[Stored data]

— Start —

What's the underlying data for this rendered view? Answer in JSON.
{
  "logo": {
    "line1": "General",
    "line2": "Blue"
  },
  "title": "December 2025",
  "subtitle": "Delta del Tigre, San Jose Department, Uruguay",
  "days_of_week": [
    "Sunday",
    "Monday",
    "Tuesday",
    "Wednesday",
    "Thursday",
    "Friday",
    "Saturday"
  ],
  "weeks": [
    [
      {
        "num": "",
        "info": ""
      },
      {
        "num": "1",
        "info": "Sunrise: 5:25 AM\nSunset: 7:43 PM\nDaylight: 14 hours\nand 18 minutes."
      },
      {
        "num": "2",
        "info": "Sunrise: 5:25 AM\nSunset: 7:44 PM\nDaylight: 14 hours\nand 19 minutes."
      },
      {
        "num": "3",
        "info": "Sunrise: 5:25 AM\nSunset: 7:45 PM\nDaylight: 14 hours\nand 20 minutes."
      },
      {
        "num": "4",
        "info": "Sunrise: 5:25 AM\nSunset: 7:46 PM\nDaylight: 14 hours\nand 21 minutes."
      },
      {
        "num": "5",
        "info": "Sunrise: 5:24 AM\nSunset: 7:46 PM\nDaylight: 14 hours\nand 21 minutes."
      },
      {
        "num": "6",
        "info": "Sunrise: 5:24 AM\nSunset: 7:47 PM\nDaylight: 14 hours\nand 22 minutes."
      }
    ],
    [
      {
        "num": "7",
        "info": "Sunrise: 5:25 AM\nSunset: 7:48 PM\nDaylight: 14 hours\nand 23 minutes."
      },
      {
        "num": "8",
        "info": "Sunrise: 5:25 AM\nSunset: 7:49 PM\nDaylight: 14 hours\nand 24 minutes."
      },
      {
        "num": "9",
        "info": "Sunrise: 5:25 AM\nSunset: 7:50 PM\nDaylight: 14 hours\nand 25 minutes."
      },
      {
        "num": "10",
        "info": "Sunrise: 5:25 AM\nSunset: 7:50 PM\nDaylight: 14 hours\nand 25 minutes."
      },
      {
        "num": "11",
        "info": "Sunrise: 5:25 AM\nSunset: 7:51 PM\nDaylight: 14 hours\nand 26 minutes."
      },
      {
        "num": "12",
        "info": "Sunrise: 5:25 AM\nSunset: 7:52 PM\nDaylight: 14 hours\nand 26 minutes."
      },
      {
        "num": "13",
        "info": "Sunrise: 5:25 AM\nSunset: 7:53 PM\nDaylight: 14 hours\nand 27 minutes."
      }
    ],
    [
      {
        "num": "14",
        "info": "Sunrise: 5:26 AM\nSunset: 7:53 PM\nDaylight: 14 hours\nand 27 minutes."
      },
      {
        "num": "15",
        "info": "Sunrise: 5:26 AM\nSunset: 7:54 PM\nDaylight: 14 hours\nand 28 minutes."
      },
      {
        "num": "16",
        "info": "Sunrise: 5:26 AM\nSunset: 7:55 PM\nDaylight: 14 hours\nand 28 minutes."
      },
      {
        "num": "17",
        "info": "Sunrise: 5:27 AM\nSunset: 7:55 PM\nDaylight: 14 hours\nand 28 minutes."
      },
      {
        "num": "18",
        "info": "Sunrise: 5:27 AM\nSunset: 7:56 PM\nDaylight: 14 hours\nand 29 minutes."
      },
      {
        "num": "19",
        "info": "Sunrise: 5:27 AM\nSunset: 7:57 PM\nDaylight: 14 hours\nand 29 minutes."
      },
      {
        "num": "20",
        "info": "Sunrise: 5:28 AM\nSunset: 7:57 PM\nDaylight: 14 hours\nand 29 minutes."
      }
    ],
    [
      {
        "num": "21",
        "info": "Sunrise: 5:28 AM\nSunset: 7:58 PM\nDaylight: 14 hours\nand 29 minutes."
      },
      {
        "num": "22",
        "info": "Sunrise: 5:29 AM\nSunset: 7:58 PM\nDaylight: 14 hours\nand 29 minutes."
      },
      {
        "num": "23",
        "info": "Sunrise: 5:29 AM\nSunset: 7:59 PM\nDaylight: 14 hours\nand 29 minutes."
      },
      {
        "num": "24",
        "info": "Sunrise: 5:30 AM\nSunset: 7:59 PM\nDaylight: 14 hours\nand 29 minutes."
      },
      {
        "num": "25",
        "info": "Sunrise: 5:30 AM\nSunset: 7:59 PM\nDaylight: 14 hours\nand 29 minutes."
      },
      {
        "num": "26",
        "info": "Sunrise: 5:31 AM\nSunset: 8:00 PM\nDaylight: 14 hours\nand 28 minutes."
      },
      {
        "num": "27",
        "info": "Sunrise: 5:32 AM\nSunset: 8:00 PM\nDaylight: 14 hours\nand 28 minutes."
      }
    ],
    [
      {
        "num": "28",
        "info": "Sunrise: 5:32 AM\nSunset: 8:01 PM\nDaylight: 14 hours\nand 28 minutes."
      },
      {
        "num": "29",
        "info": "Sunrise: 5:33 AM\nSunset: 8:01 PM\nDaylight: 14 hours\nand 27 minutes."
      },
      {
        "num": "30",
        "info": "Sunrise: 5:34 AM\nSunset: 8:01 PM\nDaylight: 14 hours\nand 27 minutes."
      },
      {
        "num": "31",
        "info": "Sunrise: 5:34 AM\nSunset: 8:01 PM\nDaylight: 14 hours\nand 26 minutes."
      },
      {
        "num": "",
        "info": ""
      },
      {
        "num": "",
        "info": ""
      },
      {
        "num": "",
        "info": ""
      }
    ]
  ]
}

— End —

### Exercise
Please set down all the data word for word.

### Result of this task
What's the underlying data for this rendered view? Answer in JSON.
{
  "logo": {
    "line1": "General",
    "line2": "Blue"
  },
  "title": "December 2025",
  "subtitle": "Delta del Tigre, San Jose Department, Uruguay",
  "days_of_week": [
    "Sunday",
    "Monday",
    "Tuesday",
    "Wednesday",
    "Thursday",
    "Friday",
    "Saturday"
  ],
  "weeks": [
    [
      {
        "num": "",
        "info": ""
      },
      {
        "num": "1",
        "info": "Sunrise: 5:25 AM\nSunset: 7:43 PM\nDaylight: 14 hours\nand 18 minutes."
      },
      {
        "num": "2",
        "info": "Sunrise: 5:25 AM\nSunset: 7:44 PM\nDaylight: 14 hours\nand 19 minutes."
      },
      {
        "num": "3",
        "info": "Sunrise: 5:25 AM\nSunset: 7:45 PM\nDaylight: 14 hours\nand 20 minutes."
      },
      {
        "num": "4",
        "info": "Sunrise: 5:25 AM\nSunset: 7:46 PM\nDaylight: 14 hours\nand 21 minutes."
      },
      {
        "num": "5",
        "info": "Sunrise: 5:24 AM\nSunset: 7:46 PM\nDaylight: 14 hours\nand 21 minutes."
      },
      {
        "num": "6",
        "info": "Sunrise: 5:24 AM\nSunset: 7:47 PM\nDaylight: 14 hours\nand 22 minutes."
      }
    ],
    [
      {
        "num": "7",
        "info": "Sunrise: 5:25 AM\nSunset: 7:48 PM\nDaylight: 14 hours\nand 23 minutes."
      },
      {
        "num": "8",
        "info": "Sunrise: 5:25 AM\nSunset: 7:49 PM\nDaylight: 14 hours\nand 24 minutes."
      },
      {
        "num": "9",
        "info": "Sunrise: 5:25 AM\nSunset: 7:50 PM\nDaylight: 14 hours\nand 25 minutes."
      },
      {
        "num": "10",
        "info": "Sunrise: 5:25 AM\nSunset: 7:50 PM\nDaylight: 14 hours\nand 25 minutes."
      },
      {
        "num": "11",
        "info": "Sunrise: 5:25 AM\nSunset: 7:51 PM\nDaylight: 14 hours\nand 26 minutes."
      },
      {
        "num": "12",
        "info": "Sunrise: 5:25 AM\nSunset: 7:52 PM\nDaylight: 14 hours\nand 26 minutes."
      },
      {
        "num": "13",
        "info": "Sunrise: 5:25 AM\nSunset: 7:53 PM\nDaylight: 14 hours\nand 27 minutes."
      }
    ],
    [
      {
        "num": "14",
        "info": "Sunrise: 5:26 AM\nSunset: 7:53 PM\nDaylight: 14 hours\nand 27 minutes."
      },
      {
        "num": "15",
        "info": "Sunrise: 5:26 AM\nSunset: 7:54 PM\nDaylight: 14 hours\nand 28 minutes."
      },
      {
        "num": "16",
        "info": "Sunrise: 5:26 AM\nSunset: 7:55 PM\nDaylight: 14 hours\nand 28 minutes."
      },
      {
        "num": "17",
        "info": "Sunrise: 5:27 AM\nSunset: 7:55 PM\nDaylight: 14 hours\nand 28 minutes."
      },
      {
        "num": "18",
        "info": "Sunrise: 5:27 AM\nSunset: 7:56 PM\nDaylight: 14 hours\nand 29 minutes."
      },
      {
        "num": "19",
        "info": "Sunrise: 5:27 AM\nSunset: 7:57 PM\nDaylight: 14 hours\nand 29 minutes."
      },
      {
        "num": "20",
        "info": "Sunrise: 5:28 AM\nSunset: 7:57 PM\nDaylight: 14 hours\nand 29 minutes."
      }
    ],
    [
      {
        "num": "21",
        "info": "Sunrise: 5:28 AM\nSunset: 7:58 PM\nDaylight: 14 hours\nand 29 minutes."
      },
      {
        "num": "22",
        "info": "Sunrise: 5:29 AM\nSunset: 7:58 PM\nDaylight: 14 hours\nand 29 minutes."
      },
      {
        "num": "23",
        "info": "Sunrise: 5:29 AM\nSunset: 7:59 PM\nDaylight: 14 hours\nand 29 minutes."
      },
      {
        "num": "24",
        "info": "Sunrise: 5:30 AM\nSunset: 7:59 PM\nDaylight: 14 hours\nand 29 minutes."
      },
      {
        "num": "25",
        "info": "Sunrise: 5:30 AM\nSunset: 7:59 PM\nDaylight: 14 hours\nand 29 minutes."
      },
      {
        "num": "26",
        "info": "Sunrise: 5:31 AM\nSunset: 8:00 PM\nDaylight: 14 hours\nand 28 minutes."
      },
      {
        "num": "27",
        "info": "Sunrise: 5:32 AM\nSunset: 8:00 PM\nDaylight: 14 hours\nand 28 minutes."
      }
    ],
    [
      {
        "num": "28",
        "info": "Sunrise: 5:32 AM\nSunset: 8:01 PM\nDaylight: 14 hours\nand 28 minutes."
      },
      {
        "num": "29",
        "info": "Sunrise: 5:33 AM\nSunset: 8:01 PM\nDaylight: 14 hours\nand 27 minutes."
      },
      {
        "num": "30",
        "info": "Sunrise: 5:34 AM\nSunset: 8:01 PM\nDaylight: 14 hours\nand 27 minutes."
      },
      {
        "num": "31",
        "info": "Sunrise: 5:34 AM\nSunset: 8:01 PM\nDaylight: 14 hours\nand 26 minutes."
      },
      {
        "num": "",
        "info": ""
      },
      {
        "num": "",
        "info": ""
      },
      {
        "num": "",
        "info": ""
      }
    ]
  ]
}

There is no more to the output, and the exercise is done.